* _REQUIRED WORK_
Keep the pictures out and restate every record exactly.

* _EXERCISE DATA_
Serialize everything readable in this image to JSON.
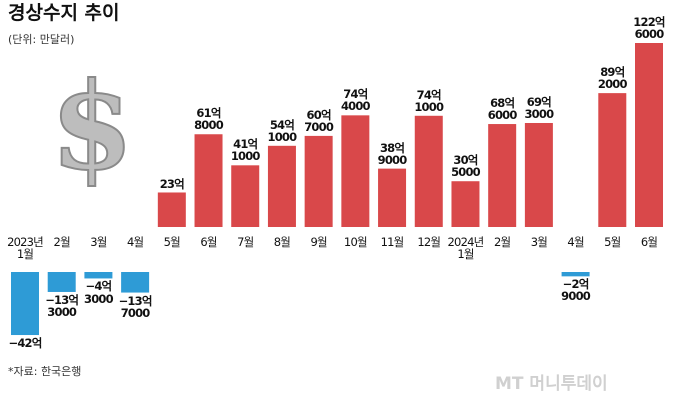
{
  "title": "경상수지 추이",
  "subtitle": "(단위: 만달러)",
  "source": "*자료: 한국은행",
  "watermark": "MT 머니투데이",
  "chart_data": {
    "type": "bar",
    "categories": [
      "2023년\n1월",
      "2월",
      "3월",
      "4월",
      "5월",
      "6월",
      "7월",
      "8월",
      "9월",
      "10월",
      "11월",
      "12월",
      "2024년\n1월",
      "2월",
      "3월",
      "4월",
      "5월",
      "6월"
    ],
    "values": [
      -420000,
      -133000,
      -43000,
      -137000,
      230000,
      618000,
      411000,
      541000,
      607000,
      744000,
      389000,
      741000,
      305000,
      686000,
      693000,
      -29000,
      892000,
      1226000
    ],
    "value_labels": [
      "−42억",
      "−13억\n3000",
      "−4억\n3000",
      "−13억\n7000",
      "23억",
      "61억\n8000",
      "41억\n1000",
      "54억\n1000",
      "60억\n7000",
      "74억\n4000",
      "38억\n9000",
      "74억\n1000",
      "30억\n5000",
      "68억\n6000",
      "69억\n3000",
      "−2억\n9000",
      "89억\n2000",
      "122억\n6000"
    ],
    "positive_color": "#d9484a",
    "negative_color": "#2e9bd6"
  }
}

* _EXPECTED ANSWER_
Serialize everything readable in this image to JSON.
{
  "title": "경상수지 추이",
  "subtitle": "(단위: 만달러)",
  "source": "*자료: 한국은행",
  "watermark": "MT 머니투데이",
  "chart_data": {
    "type": "bar",
    "categories": [
      "2023년\n1월",
      "2월",
      "3월",
      "4월",
      "5월",
      "6월",
      "7월",
      "8월",
      "9월",
      "10월",
      "11월",
      "12월",
      "2024년\n1월",
      "2월",
      "3월",
      "4월",
      "5월",
      "6월"
    ],
    "values": [
      -420000,
      -133000,
      -43000,
      -137000,
      230000,
      618000,
      411000,
      541000,
      607000,
      744000,
      389000,
      741000,
      305000,
      686000,
      693000,
      -29000,
      892000,
      1226000
    ],
    "value_labels": [
      "−42억",
      "−13억\n3000",
      "−4억\n3000",
      "−13억\n7000",
      "23억",
      "61억\n8000",
      "41억\n1000",
      "54억\n1000",
      "60억\n7000",
      "74억\n4000",
      "38억\n9000",
      "74억\n1000",
      "30억\n5000",
      "68억\n6000",
      "69억\n3000",
      "−2억\n9000",
      "89억\n2000",
      "122억\n6000"
    ],
    "positive_color": "#d9484a",
    "negative_color": "#2e9bd6"
  }
}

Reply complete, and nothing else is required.